**Records shown**
•••••

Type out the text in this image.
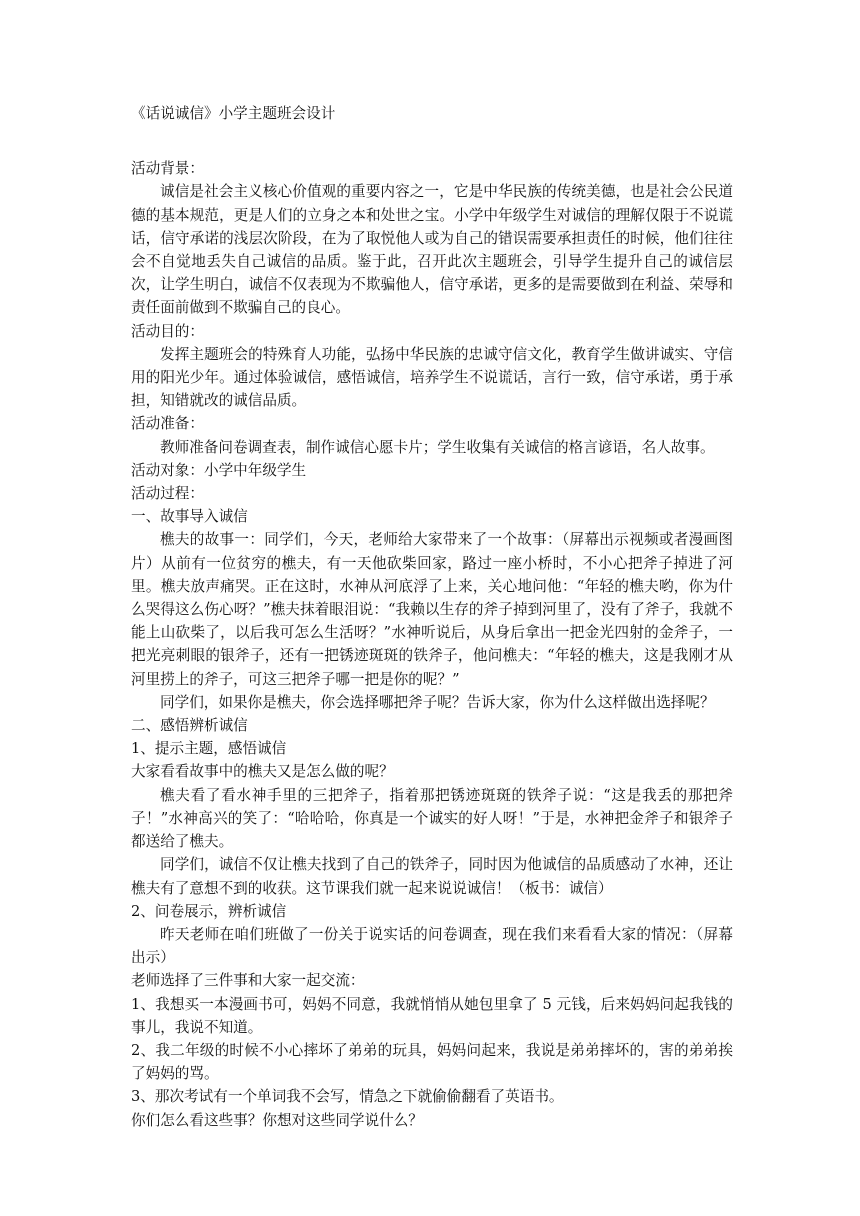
《话说诚信》小学主题班会设计

活动背景：

诚信是社会主义核心价值观的重要内容之一，它是中华民族的传统美德，也是社会公民道德的基本规范，更是人们的立身之本和处世之宝。小学中年级学生对诚信的理解仅限于不说谎话，信守承诺的浅层次阶段，在为了取悦他人或为自己的错误需要承担责任的时候，他们往往会不自觉地丢失自己诚信的品质。鉴于此，召开此次主题班会，引导学生提升自己的诚信层次，让学生明白，诚信不仅表现为不欺骗他人，信守承诺，更多的是需要做到在利益、荣辱和责任面前做到不欺骗自己的良心。

活动目的：

发挥主题班会的特殊育人功能，弘扬中华民族的忠诚守信文化，教育学生做讲诚实、守信用的阳光少年。通过体验诚信，感悟诚信，培养学生不说谎话，言行一致，信守承诺，勇于承担，知错就改的诚信品质。

活动准备：

教师准备问卷调查表，制作诚信心愿卡片；学生收集有关诚信的格言谚语，名人故事。

活动对象：小学中年级学生

活动过程：

一、故事导入诚信

樵夫的故事一：同学们，今天，老师给大家带来了一个故事：（屏幕出示视频或者漫画图片）从前有一位贫穷的樵夫，有一天他砍柴回家，路过一座小桥时，不小心把斧子掉进了河里。樵夫放声痛哭。正在这时，水神从河底浮了上来，关心地问他：“年轻的樵夫哟，你为什么哭得这么伤心呀？”樵夫抹着眼泪说：“我赖以生存的斧子掉到河里了，没有了斧子，我就不能上山砍柴了，以后我可怎么生活呀？”水神听说后，从身后拿出一把金光四射的金斧子，一把光亮刺眼的银斧子，还有一把锈迹斑斑的铁斧子，他问樵夫：“年轻的樵夫，这是我刚才从河里捞上的斧子，可这三把斧子哪一把是你的呢？”

同学们，如果你是樵夫，你会选择哪把斧子呢？告诉大家，你为什么这样做出选择呢？

二、感悟辨析诚信

1、提示主题，感悟诚信

大家看看故事中的樵夫又是怎么做的呢？

樵夫看了看水神手里的三把斧子，指着那把锈迹斑斑的铁斧子说：“这是我丢的那把斧子！”水神高兴的笑了：“哈哈哈，你真是一个诚实的好人呀！”于是，水神把金斧子和银斧子都送给了樵夫。

同学们，诚信不仅让樵夫找到了自己的铁斧子，同时因为他诚信的品质感动了水神，还让樵夫有了意想不到的收获。这节课我们就一起来说说诚信！（板书：诚信）

2、问卷展示，辨析诚信

昨天老师在咱们班做了一份关于说实话的问卷调查，现在我们来看看大家的情况：（屏幕出示）

老师选择了三件事和大家一起交流：

1、我想买一本漫画书可，妈妈不同意，我就悄悄从她包里拿了 5 元钱，后来妈妈问起我钱的事儿，我说不知道。

2、我二年级的时候不小心摔坏了弟弟的玩具，妈妈问起来，我说是弟弟摔坏的，害的弟弟挨了妈妈的骂。

3、那次考试有一个单词我不会写，情急之下就偷偷翻看了英语书。

你们怎么看这些事？你想对这些同学说什么？
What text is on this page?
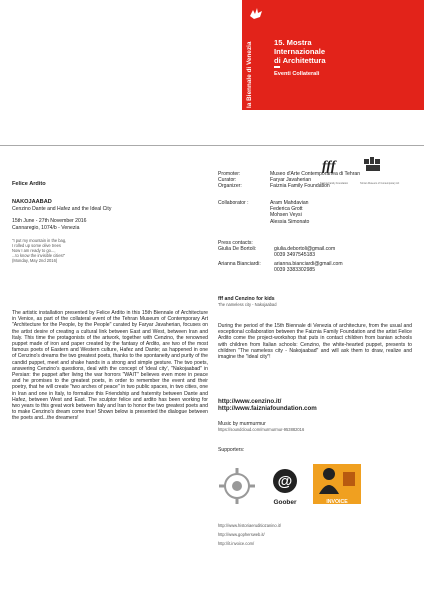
la Biennale di Venezia	15. Mostra
Internazionale
di Architettura
Eventi Collaterali
fff
Faiznia Family Foundation	Tehran Museum of Contemporary Art
Felice Ardito
NAKOJAABAD
Cenzino Dante and Hafez and the Ideal City
15th June - 27th November 2016
Cannaregio, 1074/b - Venezia
"I put my mountain in the bag,
I rolled up some olive trees
Now I am ready to go...,
...to know the invisible cities!"
(Monday, May 2nd 2016)
The artistic installation presented by Felice Ardito in this 15th Biennale of Architecture in Venice, as part of the collateral event of the Tehran Museum of Contemporary Art "Architecture for the People, by the People" curated by Faryar Javaherian, focuses on the artist desire of creating a cultural link between East and West, between Iran and Italy. This time the protagonists of the artwork, together with Cenzino, the renowned puppet made of iron and paper created by the fantasy of Ardito, are two of the most famous poets of Eastern and Western culture, Hafez and Dante; as happened in one of Cenzino's dreams the two greatest poets, thanks to the spontaneity and purity of the candid puppet, meet and shake hands in a strong and simple gesture. The two poets, answering Cenzino's questions, deal with the concept of 'ideal city', "Nakojaabad" in Persian: the puppet after living the war horrors "WAIT" believes even more in peace and he promises to the greatest poets, in order to remember the event and their poetry, that he will create "two arches of peace" in two public spaces, in two cities, one in Iran and one in Italy, to formalize this Friendship and fraternity between Dante and Hafez, between West and East. The sculptor felice and ardito has been working for two years to this great work between Italy and Iran to honor the two greatest poets and to make Cenzino's dream come true! Shown below is presented the dialogue between the poets and...the dreamers!
Promoter:	Museo d'Arte Contemporanea di Tehran
Curator:	Faryar Javaherian
Organizer:	Faiznia Family Foundation
Collaborator :	Aram Mahdavian
Federica Grott
Mohsen Veysi
Alessia Simonato
Press contacts:
Giulia De Bortoli:	giulia.debortoli@gmail.com
0039 3497545183
Arianna Bianciardi:	arianna.bianciardi@gmail.com
0039 3383302985
fff and Cenzino for kids
The nameless city - Nakojaabad
During the period of the 15th Biennale di Venezia of architecture, from the usual and exceptional collaboration between the Faiznia Family Foundation and the artist Felice Ardito come the project-workshop that puts in contact children from banian schools with children from Italian schools: Cenzino, the white-hearted puppet, presents to children "The nameless city - Nakojaabad" and will ask them to draw, realize and imagine the "ideal city"!
http://www.cenzino.it/
http://www.faizniafoundation.com
Music by murmurmur
https://soundcloud.com/murmurmur-953882016
Supporters:
@
Goober	INVOICE
http://www.historiaeruditiozanino.it/
http://www.gophersweb.it/
http://it.invoice.com/
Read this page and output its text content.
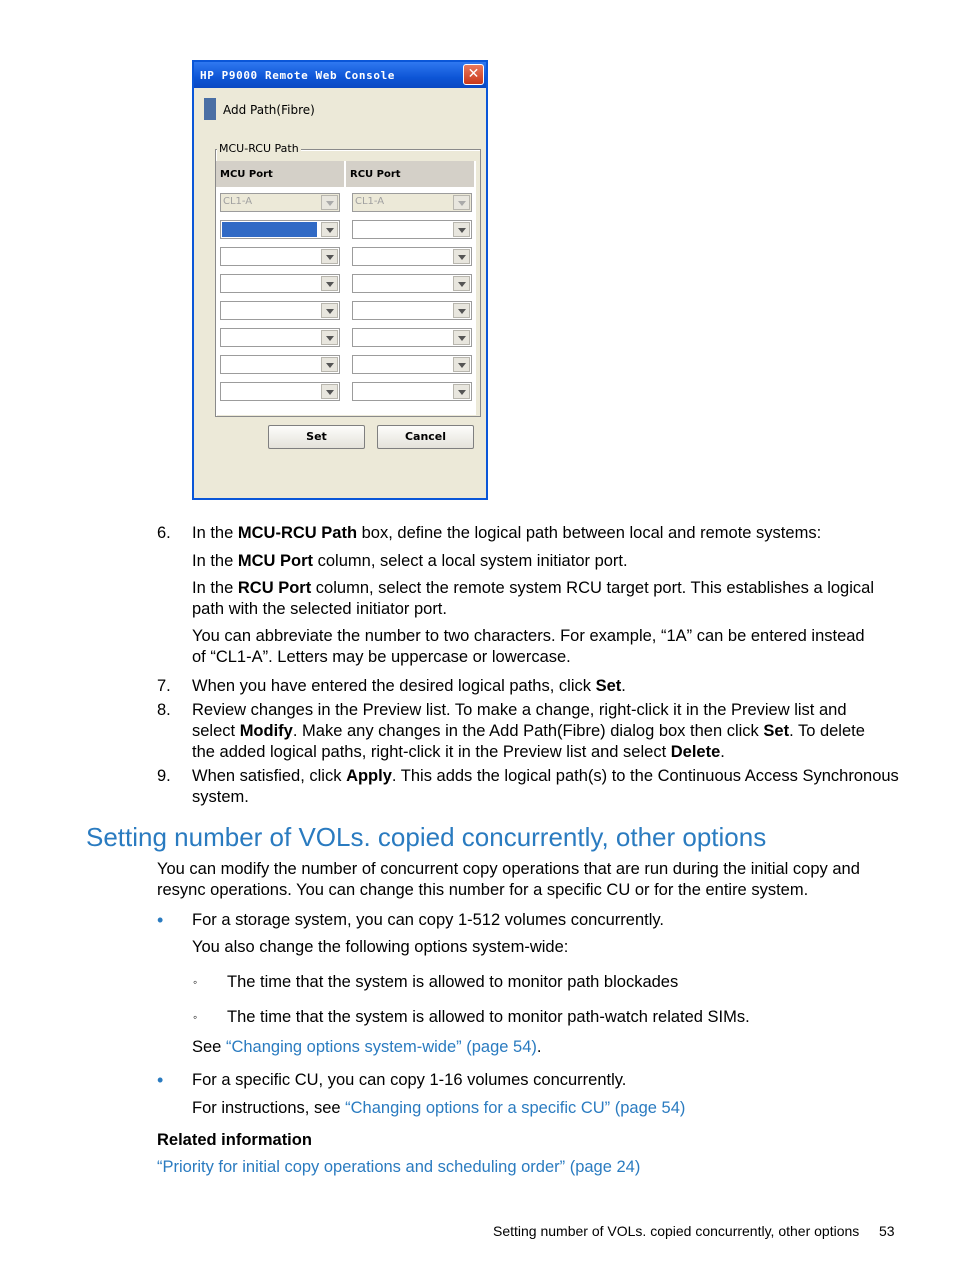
HP P9000 Remote Web Console	✕
Add Path(Fibre)
MCU-RCU Path
MCU Port	RCU Port
CL1-A	CL1-A
Set	Cancel
6. In the MCU-RCU Path box, define the logical path between local and remote systems:
In the MCU Port column, select a local system initiator port.
In the RCU Port column, select the remote system RCU target port. This establishes a logical
path with the selected initiator port.
You can abbreviate the number to two characters. For example, “1A” can be entered instead
of “CL1-A”. Letters may be uppercase or lowercase.
7. When you have entered the desired logical paths, click Set.
8. Review changes in the Preview list. To make a change, right-click it in the Preview list and
select Modify. Make any changes in the Add Path(Fibre) dialog box then click Set. To delete
the added logical paths, right-click it in the Preview list and select Delete.
9. When satisfied, click Apply. This adds the logical path(s) to the Continuous Access Synchronous
system.
Setting number of VOLs. copied concurrently, other options
You can modify the number of concurrent copy operations that are run during the initial copy and
resync operations. You can change this number for a specific CU or for the entire system.
• For a storage system, you can copy 1-512 volumes concurrently.
You also change the following options system-wide:
◦ The time that the system is allowed to monitor path blockades
◦ The time that the system is allowed to monitor path-watch related SIMs.
See “Changing options system-wide” (page 54).
• For a specific CU, you can copy 1-16 volumes concurrently.
For instructions, see “Changing options for a specific CU” (page 54)
Related information
“Priority for initial copy operations and scheduling order” (page 24)
Setting number of VOLs. copied concurrently, other options 53
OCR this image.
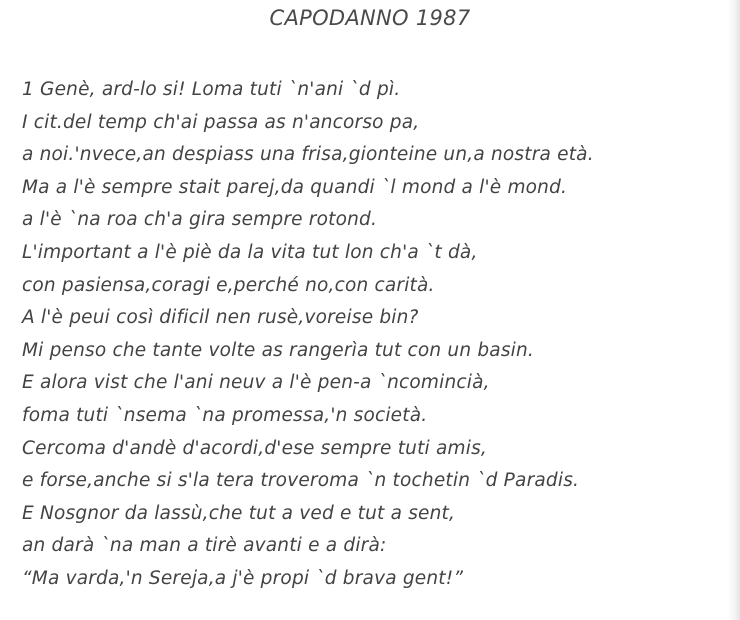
CAPODANNO 1987
1 Genè, ard-lo si! Loma tuti `n'ani `d pì.
I cit.del temp ch'ai passa as n'ancorso pa,
a noi.'nvece,an despiass una frisa,gionteine un,a nostra età.
Ma a l'è sempre stait parej,da quandi `l mond a l'è mond.
a l'è `na roa ch'a gira sempre rotond.
L'important a l'è piè da la vita tut lon ch'a `t dà,
con pasiensa,coragi e,perché no,con carità.
A l'è peui così dificil nen rusè,voreise bin?
Mi penso che tante volte as rangerìa tut con un basin.
E alora vist che l'ani neuv a l'è pen-a `ncomincià,
foma tuti `nsema `na promessa,'n società.
Cercoma d'andè d'acordi,d'ese sempre tuti amis,
e forse,anche si s'la tera troveroma `n tochetin `d Paradis.
E Nosgnor da lassù,che tut a ved e tut a sent,
an darà `na man a tirè avanti e a dirà:
“Ma varda,'n Sereja,a j'è propi `d brava gent!”
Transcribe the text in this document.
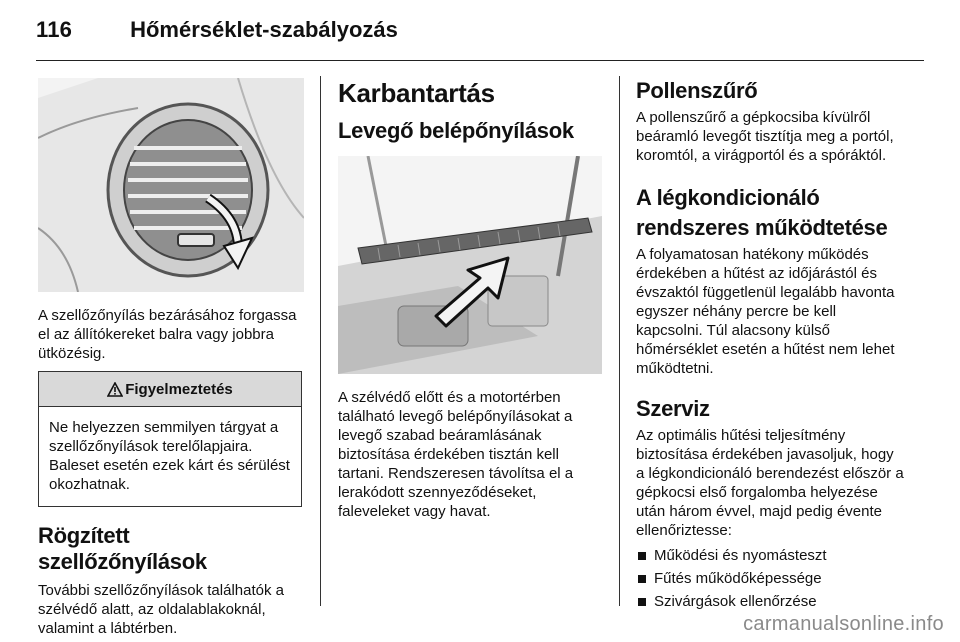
116	Hőmérséklet-szabályozás

A szellőzőnyílás bezárásához forgassa el az állítókereket balra vagy jobbra ütközésig.

Figyelmeztetés
Ne helyezzen semmilyen tárgyat a szellőzőnyílások terelőlapjaira. Baleset esetén ezek kárt és sérülést okozhatnak.
Rögzített szellőzőnyílások

További szellőzőnyílások találhatók a szélvédő alatt, az oldalablakoknál, valamint a lábtérben.

Karbantartás
Levegő belépőnyílások

A szélvédő előtt és a motortérben található levegő belépőnyílásokat a levegő szabad beáramlásának biztosítása érdekében tisztán kell tartani. Rendszeresen távolítsa el a lerakódott szennyeződéseket, faleveleket vagy havat.

Pollenszűrő

A pollenszűrő a gépkocsiba kívülről beáramló levegőt tisztítja meg a portól, koromtól, a virágportól és a spóráktól.

A légkondicionáló rendszeres működtetése

A folyamatosan hatékony működés érdekében a hűtést az időjárástól és évszaktól függetlenül legalább havonta egyszer néhány percre be kell kapcsolni. Túl alacsony külső hőmérséklet esetén a hűtést nem lehet működtetni.

Szerviz

Az optimális hűtési teljesítmény biztosítása érdekében javasoljuk, hogy a légkondicionáló berendezést először a gépkocsi első forgalomba helyezése után három évvel, majd pedig évente ellenőriztesse:

Működési és nyomásteszt
Fűtés működőképessége
Szivárgások ellenőrzése
carmanualsonline.info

•••••

**Goal**
In the entries above, how many lines hold the word "list"? State the number and nothing else.

**Result**
2